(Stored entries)

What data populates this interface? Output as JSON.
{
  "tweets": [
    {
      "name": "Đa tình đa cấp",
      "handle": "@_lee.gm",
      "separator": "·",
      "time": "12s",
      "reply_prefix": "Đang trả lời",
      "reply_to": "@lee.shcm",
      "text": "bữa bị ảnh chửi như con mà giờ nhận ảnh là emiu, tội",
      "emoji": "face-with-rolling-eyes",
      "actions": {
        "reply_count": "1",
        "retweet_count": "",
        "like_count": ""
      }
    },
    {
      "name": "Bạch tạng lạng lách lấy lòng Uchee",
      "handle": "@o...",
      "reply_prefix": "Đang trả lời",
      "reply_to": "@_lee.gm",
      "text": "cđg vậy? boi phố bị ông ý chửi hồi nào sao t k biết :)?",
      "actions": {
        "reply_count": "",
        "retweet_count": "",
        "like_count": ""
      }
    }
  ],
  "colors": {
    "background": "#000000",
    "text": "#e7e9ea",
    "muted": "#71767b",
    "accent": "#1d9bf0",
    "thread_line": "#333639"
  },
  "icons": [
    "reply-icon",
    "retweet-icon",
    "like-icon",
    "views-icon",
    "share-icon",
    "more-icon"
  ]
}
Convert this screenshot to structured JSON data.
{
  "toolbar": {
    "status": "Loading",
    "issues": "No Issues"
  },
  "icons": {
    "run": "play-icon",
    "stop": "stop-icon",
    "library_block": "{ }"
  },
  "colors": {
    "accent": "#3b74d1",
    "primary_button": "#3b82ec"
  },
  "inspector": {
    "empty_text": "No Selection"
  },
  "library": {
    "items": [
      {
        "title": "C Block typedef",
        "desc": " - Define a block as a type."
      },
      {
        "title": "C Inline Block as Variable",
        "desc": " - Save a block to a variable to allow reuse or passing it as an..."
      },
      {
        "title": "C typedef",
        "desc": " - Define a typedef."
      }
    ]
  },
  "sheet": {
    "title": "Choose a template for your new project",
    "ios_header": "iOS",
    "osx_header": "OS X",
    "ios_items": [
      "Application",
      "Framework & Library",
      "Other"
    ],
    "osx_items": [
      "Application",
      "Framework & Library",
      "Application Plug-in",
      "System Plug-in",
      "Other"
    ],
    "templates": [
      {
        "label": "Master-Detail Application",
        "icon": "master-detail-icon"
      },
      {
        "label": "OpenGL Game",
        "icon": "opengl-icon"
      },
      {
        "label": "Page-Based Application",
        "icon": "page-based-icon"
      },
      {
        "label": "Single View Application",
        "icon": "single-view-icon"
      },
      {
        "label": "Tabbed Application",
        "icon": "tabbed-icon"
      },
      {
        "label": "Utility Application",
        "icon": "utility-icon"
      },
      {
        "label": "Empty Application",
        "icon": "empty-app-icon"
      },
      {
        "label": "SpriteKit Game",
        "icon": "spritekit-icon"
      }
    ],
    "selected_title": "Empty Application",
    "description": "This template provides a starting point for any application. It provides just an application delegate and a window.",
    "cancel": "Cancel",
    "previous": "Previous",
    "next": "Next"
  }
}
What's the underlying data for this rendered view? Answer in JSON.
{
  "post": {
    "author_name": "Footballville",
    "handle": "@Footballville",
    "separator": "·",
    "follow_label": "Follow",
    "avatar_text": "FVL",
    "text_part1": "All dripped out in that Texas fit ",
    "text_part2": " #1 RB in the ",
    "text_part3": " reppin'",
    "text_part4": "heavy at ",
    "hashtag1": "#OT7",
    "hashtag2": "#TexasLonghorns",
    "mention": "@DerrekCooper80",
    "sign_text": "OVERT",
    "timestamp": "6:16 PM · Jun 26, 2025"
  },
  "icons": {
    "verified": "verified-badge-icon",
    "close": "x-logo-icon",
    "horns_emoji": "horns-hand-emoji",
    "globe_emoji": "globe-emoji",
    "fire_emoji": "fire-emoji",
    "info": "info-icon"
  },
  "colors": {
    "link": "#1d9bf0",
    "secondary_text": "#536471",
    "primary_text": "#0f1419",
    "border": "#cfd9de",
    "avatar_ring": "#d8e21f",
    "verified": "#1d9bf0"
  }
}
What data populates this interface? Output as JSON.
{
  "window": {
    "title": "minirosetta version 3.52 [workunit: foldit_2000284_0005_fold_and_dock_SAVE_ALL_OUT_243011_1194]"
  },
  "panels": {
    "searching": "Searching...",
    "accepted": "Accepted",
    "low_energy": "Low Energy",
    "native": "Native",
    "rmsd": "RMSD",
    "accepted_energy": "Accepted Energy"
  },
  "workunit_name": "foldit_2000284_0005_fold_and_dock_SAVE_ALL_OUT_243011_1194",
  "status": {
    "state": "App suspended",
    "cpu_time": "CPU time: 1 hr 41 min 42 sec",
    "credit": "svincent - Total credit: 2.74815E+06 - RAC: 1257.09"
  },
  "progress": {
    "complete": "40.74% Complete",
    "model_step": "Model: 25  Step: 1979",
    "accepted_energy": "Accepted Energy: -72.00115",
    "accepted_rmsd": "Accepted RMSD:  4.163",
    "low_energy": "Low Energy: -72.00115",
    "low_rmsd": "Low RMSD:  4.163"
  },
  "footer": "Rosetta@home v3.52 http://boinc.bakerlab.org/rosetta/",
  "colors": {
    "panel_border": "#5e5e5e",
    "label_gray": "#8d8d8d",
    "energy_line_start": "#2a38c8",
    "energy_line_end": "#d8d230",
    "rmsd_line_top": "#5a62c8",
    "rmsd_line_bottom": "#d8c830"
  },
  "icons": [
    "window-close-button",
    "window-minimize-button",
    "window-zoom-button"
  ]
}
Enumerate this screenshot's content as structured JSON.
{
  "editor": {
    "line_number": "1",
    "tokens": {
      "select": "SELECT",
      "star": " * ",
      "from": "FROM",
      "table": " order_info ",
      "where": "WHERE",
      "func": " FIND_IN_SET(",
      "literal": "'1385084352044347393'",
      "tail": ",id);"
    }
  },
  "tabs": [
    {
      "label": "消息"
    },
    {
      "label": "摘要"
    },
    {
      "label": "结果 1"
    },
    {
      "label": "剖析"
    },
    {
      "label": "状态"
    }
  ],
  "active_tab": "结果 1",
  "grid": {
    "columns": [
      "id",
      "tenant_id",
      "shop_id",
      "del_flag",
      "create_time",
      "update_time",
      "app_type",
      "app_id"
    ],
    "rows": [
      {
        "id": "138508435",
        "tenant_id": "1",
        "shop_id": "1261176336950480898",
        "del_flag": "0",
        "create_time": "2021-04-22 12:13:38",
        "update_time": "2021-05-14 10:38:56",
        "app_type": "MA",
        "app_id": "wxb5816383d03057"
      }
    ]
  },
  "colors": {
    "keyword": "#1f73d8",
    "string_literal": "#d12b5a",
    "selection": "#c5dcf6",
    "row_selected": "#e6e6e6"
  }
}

WRITTEN TASK: Of the lines in the listing, how many hold the word "verified"? Nothing but the number is needed.

THE SOLUTION: 2